(TAREFAS A FAZER)
• 1. No texto sobre Gaza, quantos dos cinco requisitos de um genocídio a Amnistia Internacional diz que se cumprem em Gaza?
• 2. Dá seguimento ao texto sobre Gaza a partir da última frase.

═══ EXCERTO ESCOLHIDO

23.12.24

Acontecimento internacional de 2024: Gaza, o genocídio e a morte moral do ocidente

 


«Segundo a Amnistia Internacional, e deixo os humanistas seletivos a debater com ela, o que se passa em Gaza cumpre três dos cinco requisitos de um genocídio: matar membros do grupo, causar danos físicos ou mentais graves a membros desse grupo, e submetê-lo intencionalmente a condições de vida destinadas a causar a sua destruição física, no todo ou em parte. Com base em declarações públicas e vídeos de militares e responsáveis políticos, a AI estabeleceu a intenção, ilustrada por apelos e justificações.

══════
═══ DADOS FORNECIDOS

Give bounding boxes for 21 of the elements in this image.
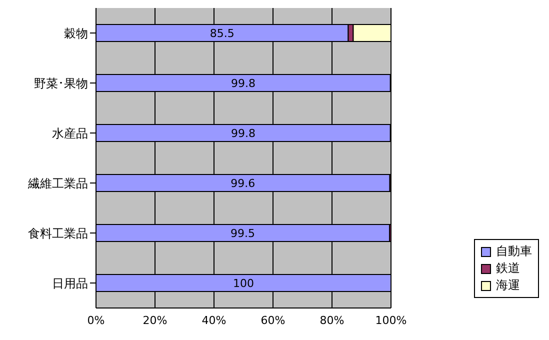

══════

(RESPOSTAS POR TAREFA)
• 1. Três dos cinco.

• 2.
Quando um jornalista perguntou à secretária-geral da Amnistia Internacional, Agnès Callamard, porque é que a AI era a primeira grande organização a chegar à acusação do genocídio, acompanhada por relatores da ONU, ela respondeu que esperava a pergunta contrária: “porque demorámos?”

Já morreram, em Gaza, mais de 44 mil pessoas. Nunca tantas crianças em tão pouco tempo – cerca de 20 mil, o que corresponde a 44% das vítimas mortais. Nunca tantas crianças ficaram amputadas e órfãs. E 90% população sente fome ou risco de insegurança alimentar extrema.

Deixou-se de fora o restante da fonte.